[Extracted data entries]
* * * * *

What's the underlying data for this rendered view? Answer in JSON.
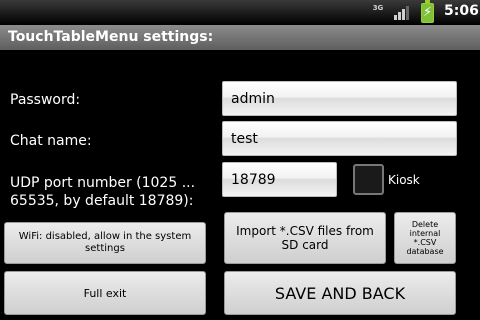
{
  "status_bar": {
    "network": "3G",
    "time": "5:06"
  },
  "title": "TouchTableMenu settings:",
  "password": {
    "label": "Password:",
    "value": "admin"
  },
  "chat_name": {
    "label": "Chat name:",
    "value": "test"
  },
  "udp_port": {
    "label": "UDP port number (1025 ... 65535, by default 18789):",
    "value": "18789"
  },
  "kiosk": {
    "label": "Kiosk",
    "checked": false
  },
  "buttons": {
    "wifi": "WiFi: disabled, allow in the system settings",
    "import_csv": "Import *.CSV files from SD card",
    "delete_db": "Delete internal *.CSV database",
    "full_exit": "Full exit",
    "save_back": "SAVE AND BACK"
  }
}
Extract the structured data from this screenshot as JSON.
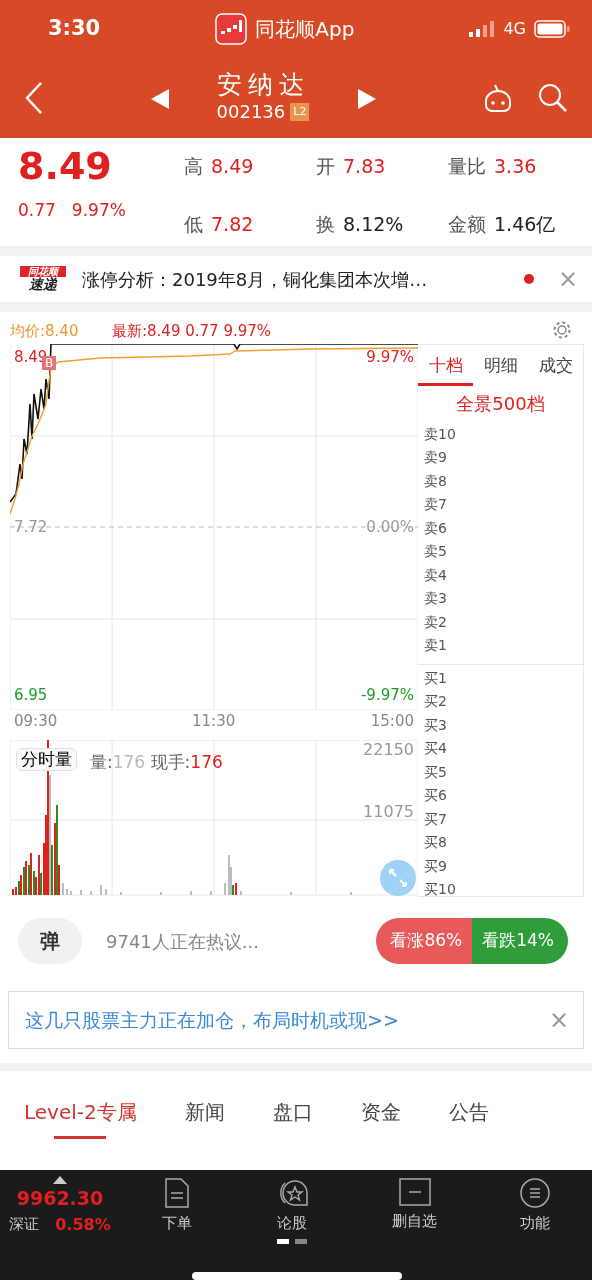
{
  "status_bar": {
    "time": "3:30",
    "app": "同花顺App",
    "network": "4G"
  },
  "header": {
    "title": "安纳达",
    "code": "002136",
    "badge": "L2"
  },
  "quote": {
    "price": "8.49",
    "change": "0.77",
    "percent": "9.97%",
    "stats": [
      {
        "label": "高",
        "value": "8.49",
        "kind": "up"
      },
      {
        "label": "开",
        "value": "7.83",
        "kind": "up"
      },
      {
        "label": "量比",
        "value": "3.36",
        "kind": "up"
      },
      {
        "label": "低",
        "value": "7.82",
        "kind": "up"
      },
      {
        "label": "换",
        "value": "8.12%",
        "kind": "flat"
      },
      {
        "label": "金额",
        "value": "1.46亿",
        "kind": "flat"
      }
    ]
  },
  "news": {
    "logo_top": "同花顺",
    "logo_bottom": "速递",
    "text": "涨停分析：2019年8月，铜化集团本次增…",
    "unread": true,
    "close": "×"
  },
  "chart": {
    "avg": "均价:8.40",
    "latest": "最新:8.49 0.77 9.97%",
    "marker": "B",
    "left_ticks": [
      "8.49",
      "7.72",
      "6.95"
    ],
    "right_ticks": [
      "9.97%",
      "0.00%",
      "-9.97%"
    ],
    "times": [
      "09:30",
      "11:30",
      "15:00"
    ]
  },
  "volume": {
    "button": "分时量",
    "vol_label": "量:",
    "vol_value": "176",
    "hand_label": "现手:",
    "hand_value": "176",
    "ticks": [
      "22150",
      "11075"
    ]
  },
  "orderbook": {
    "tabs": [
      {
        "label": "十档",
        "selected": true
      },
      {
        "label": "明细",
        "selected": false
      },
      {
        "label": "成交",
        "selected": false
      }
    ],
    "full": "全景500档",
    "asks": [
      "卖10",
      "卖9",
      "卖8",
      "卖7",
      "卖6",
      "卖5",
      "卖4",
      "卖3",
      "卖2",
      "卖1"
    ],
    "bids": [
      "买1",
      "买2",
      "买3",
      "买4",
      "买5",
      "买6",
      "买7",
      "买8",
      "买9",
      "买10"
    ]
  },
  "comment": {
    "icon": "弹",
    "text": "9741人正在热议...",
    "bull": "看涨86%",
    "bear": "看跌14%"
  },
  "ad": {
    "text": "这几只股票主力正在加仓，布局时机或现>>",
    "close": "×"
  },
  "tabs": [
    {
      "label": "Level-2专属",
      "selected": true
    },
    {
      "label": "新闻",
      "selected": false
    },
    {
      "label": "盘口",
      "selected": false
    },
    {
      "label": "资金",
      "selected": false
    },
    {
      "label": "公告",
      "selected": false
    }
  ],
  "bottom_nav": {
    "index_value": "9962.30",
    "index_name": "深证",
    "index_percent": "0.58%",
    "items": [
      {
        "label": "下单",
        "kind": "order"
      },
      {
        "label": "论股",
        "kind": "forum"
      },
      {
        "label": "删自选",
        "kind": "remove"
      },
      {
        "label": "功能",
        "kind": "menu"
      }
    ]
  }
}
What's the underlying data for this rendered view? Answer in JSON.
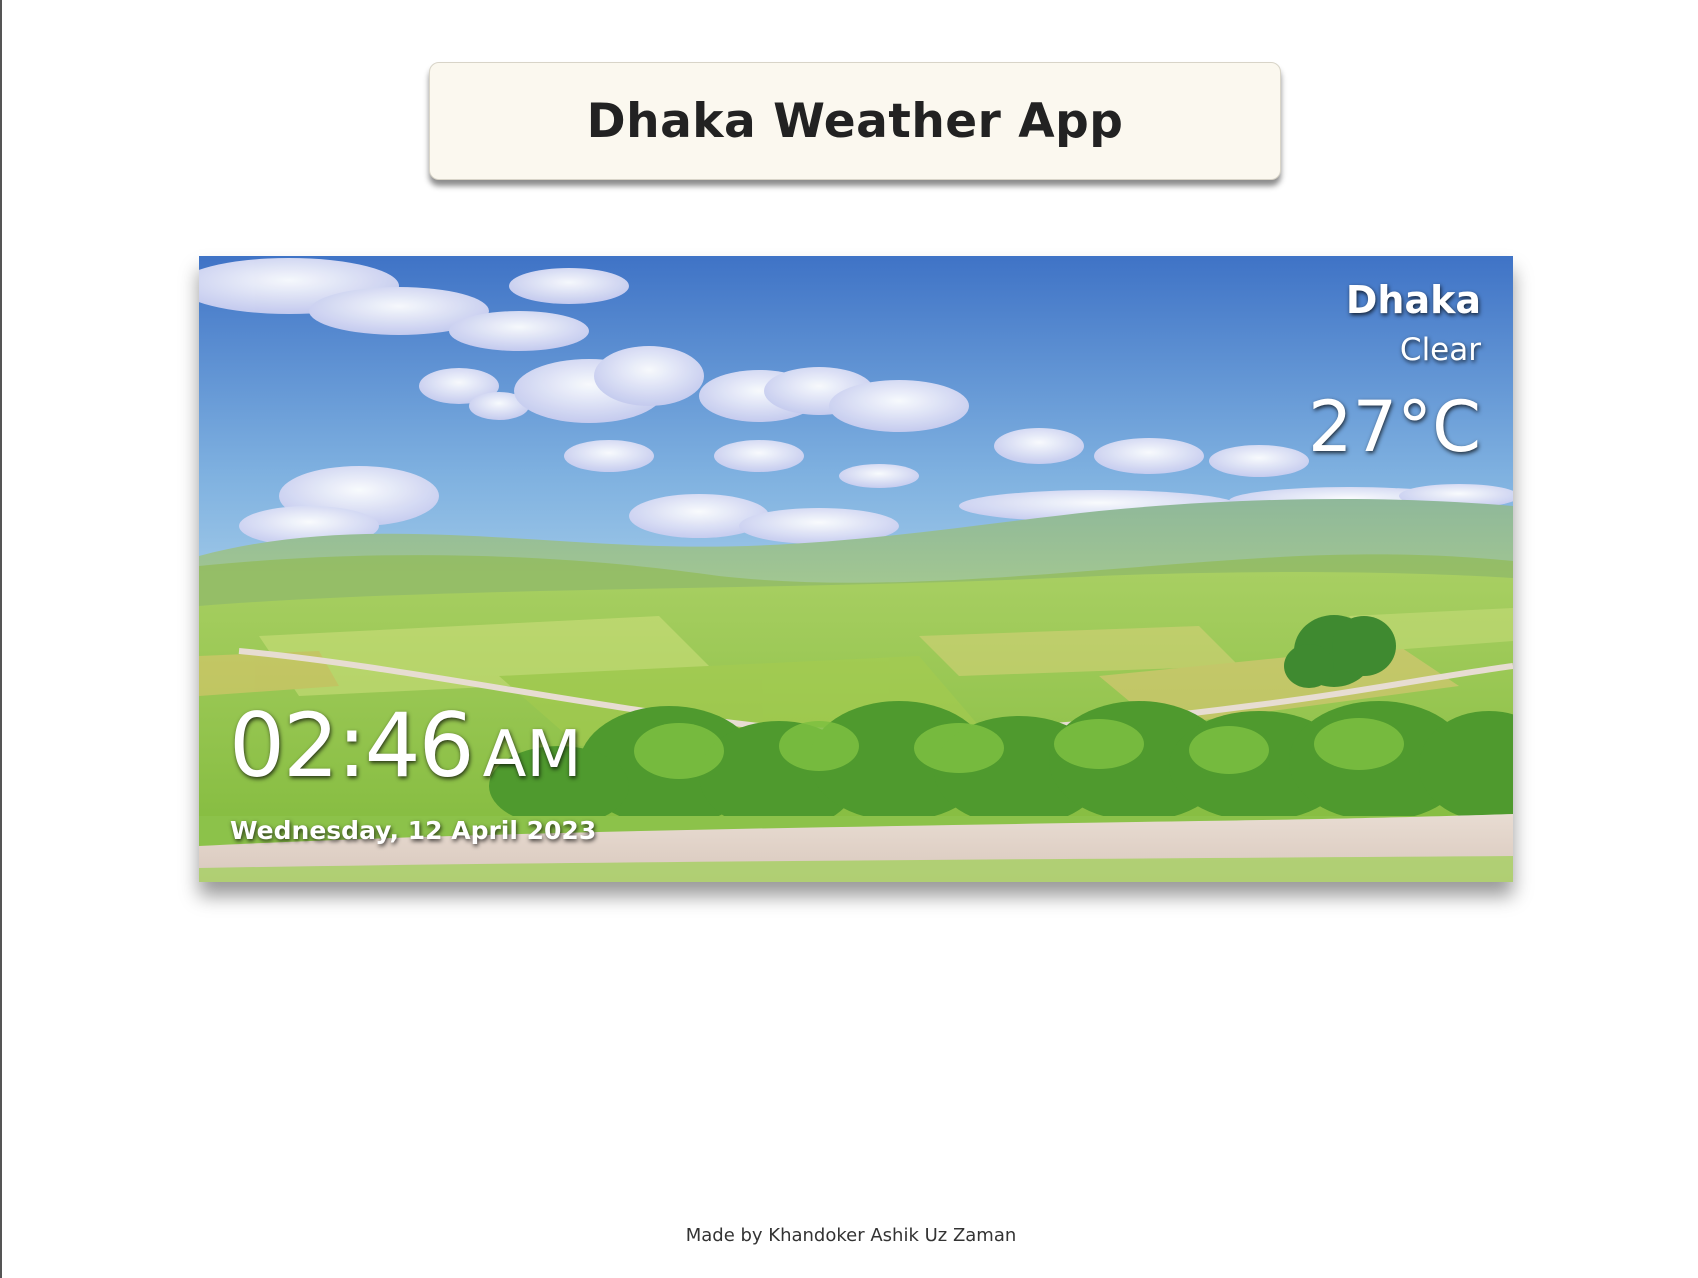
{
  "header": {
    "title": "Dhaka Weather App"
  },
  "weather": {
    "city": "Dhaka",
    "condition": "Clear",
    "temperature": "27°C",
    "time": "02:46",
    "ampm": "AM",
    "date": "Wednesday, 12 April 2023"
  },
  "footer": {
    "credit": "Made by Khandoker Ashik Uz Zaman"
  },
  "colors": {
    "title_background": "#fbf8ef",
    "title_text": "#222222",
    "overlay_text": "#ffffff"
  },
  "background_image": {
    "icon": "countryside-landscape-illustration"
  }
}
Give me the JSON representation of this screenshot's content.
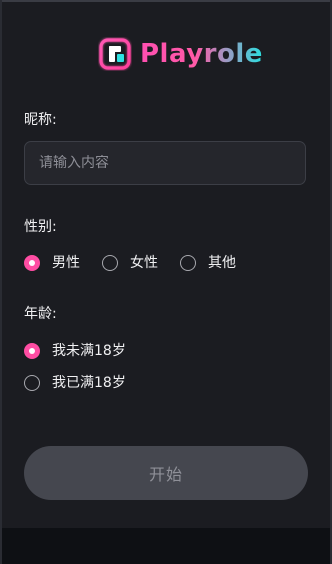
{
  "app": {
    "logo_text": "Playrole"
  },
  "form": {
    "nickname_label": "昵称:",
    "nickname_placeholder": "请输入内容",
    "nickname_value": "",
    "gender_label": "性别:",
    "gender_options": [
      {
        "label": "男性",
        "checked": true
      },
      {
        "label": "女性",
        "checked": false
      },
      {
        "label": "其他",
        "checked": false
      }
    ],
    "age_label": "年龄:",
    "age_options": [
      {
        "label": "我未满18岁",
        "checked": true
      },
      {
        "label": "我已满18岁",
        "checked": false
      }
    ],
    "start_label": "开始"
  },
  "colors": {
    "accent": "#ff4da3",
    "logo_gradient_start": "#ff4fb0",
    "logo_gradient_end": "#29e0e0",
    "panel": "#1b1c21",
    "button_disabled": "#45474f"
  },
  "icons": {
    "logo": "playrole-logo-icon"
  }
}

* * * * *

(EXERCISE): Copy the whole listing above word for word but do not carry over the pictures.

(ANSWER TO THE PROBLEM):
What's the underlying data for this rendered view? Answer in JSON.
{
  "status_bar": {
    "network": "3G",
    "time": "5:06"
  },
  "title": "TouchTableMenu settings:",
  "password": {
    "label": "Password:",
    "value": "admin"
  },
  "chat_name": {
    "label": "Chat name:",
    "value": "test"
  },
  "udp_port": {
    "label": "UDP port number (1025 ... 65535, by default 18789):",
    "value": "18789"
  },
  "kiosk": {
    "label": "Kiosk",
    "checked": false
  },
  "buttons": {
    "wifi": "WiFi: disabled, allow in the system settings",
    "import_csv": "Import *.CSV files from SD card",
    "delete_db": "Delete internal *.CSV database",
    "full_exit": "Full exit",
    "save_back": "SAVE AND BACK"
  }
}
Extract the structured data from this screenshot as JSON.
{
  "status_bar": {
    "time": "3:30",
    "app": "同花顺App",
    "network": "4G"
  },
  "header": {
    "title": "安纳达",
    "code": "002136",
    "badge": "L2"
  },
  "quote": {
    "price": "8.49",
    "change": "0.77",
    "percent": "9.97%",
    "stats": [
      {
        "label": "高",
        "value": "8.49",
        "kind": "up"
      },
      {
        "label": "开",
        "value": "7.83",
        "kind": "up"
      },
      {
        "label": "量比",
        "value": "3.36",
        "kind": "up"
      },
      {
        "label": "低",
        "value": "7.82",
        "kind": "up"
      },
      {
        "label": "换",
        "value": "8.12%",
        "kind": "flat"
      },
      {
        "label": "金额",
        "value": "1.46亿",
        "kind": "flat"
      }
    ]
  },
  "news": {
    "logo_top": "同花顺",
    "logo_bottom": "速递",
    "text": "涨停分析：2019年8月，铜化集团本次增…",
    "unread": true,
    "close": "×"
  },
  "chart": {
    "avg": "均价:8.40",
    "latest": "最新:8.49 0.77 9.97%",
    "marker": "B",
    "left_ticks": [
      "8.49",
      "7.72",
      "6.95"
    ],
    "right_ticks": [
      "9.97%",
      "0.00%",
      "-9.97%"
    ],
    "times": [
      "09:30",
      "11:30",
      "15:00"
    ]
  },
  "volume": {
    "button": "分时量",
    "vol_label": "量:",
    "vol_value": "176",
    "hand_label": "现手:",
    "hand_value": "176",
    "ticks": [
      "22150",
      "11075"
    ]
  },
  "orderbook": {
    "tabs": [
      {
        "label": "十档",
        "selected": true
      },
      {
        "label": "明细",
        "selected": false
      },
      {
        "label": "成交",
        "selected": false
      }
    ],
    "full": "全景500档",
    "asks": [
      "卖10",
      "卖9",
      "卖8",
      "卖7",
      "卖6",
      "卖5",
      "卖4",
      "卖3",
      "卖2",
      "卖1"
    ],
    "bids": [
      "买1",
      "买2",
      "买3",
      "买4",
      "买5",
      "买6",
      "买7",
      "买8",
      "买9",
      "买10"
    ]
  },
  "comment": {
    "icon": "弹",
    "text": "9741人正在热议...",
    "bull": "看涨86%",
    "bear": "看跌14%"
  },
  "ad": {
    "text": "这几只股票主力正在加仓，布局时机或现>>",
    "close": "×"
  },
  "tabs": [
    {
      "label": "Level-2专属",
      "selected": true
    },
    {
      "label": "新闻",
      "selected": false
    },
    {
      "label": "盘口",
      "selected": false
    },
    {
      "label": "资金",
      "selected": false
    },
    {
      "label": "公告",
      "selected": false
    }
  ],
  "bottom_nav": {
    "index_value": "9962.30",
    "index_name": "深证",
    "index_percent": "0.58%",
    "items": [
      {
        "label": "下单",
        "kind": "order"
      },
      {
        "label": "论股",
        "kind": "forum"
      },
      {
        "label": "删自选",
        "kind": "remove"
      },
      {
        "label": "功能",
        "kind": "menu"
      }
    ]
  }
}
What's the underlying data for this rendered view? Answer in JSON.
{
  "header": {
    "title": "Dhaka Weather App"
  },
  "weather": {
    "city": "Dhaka",
    "condition": "Clear",
    "temperature": "27°C",
    "time": "02:46",
    "ampm": "AM",
    "date": "Wednesday, 12 April 2023"
  },
  "footer": {
    "credit": "Made by Khandoker Ashik Uz Zaman"
  },
  "colors": {
    "title_background": "#fbf8ef",
    "title_text": "#222222",
    "overlay_text": "#ffffff"
  },
  "background_image": {
    "icon": "countryside-landscape-illustration"
  }
}
Give me the JSON representation of this screenshot's content.
{
  "app": {
    "logo_text": "Playrole"
  },
  "form": {
    "nickname_label": "昵称:",
    "nickname_placeholder": "请输入内容",
    "nickname_value": "",
    "gender_label": "性别:",
    "gender_options": [
      {
        "label": "男性",
        "checked": true
      },
      {
        "label": "女性",
        "checked": false
      },
      {
        "label": "其他",
        "checked": false
      }
    ],
    "age_label": "年龄:",
    "age_options": [
      {
        "label": "我未满18岁",
        "checked": true
      },
      {
        "label": "我已满18岁",
        "checked": false
      }
    ],
    "start_label": "开始"
  },
  "colors": {
    "accent": "#ff4da3",
    "logo_gradient_start": "#ff4fb0",
    "logo_gradient_end": "#29e0e0",
    "panel": "#1b1c21",
    "button_disabled": "#45474f"
  },
  "icons": {
    "logo": "playrole-logo-icon"
  }
}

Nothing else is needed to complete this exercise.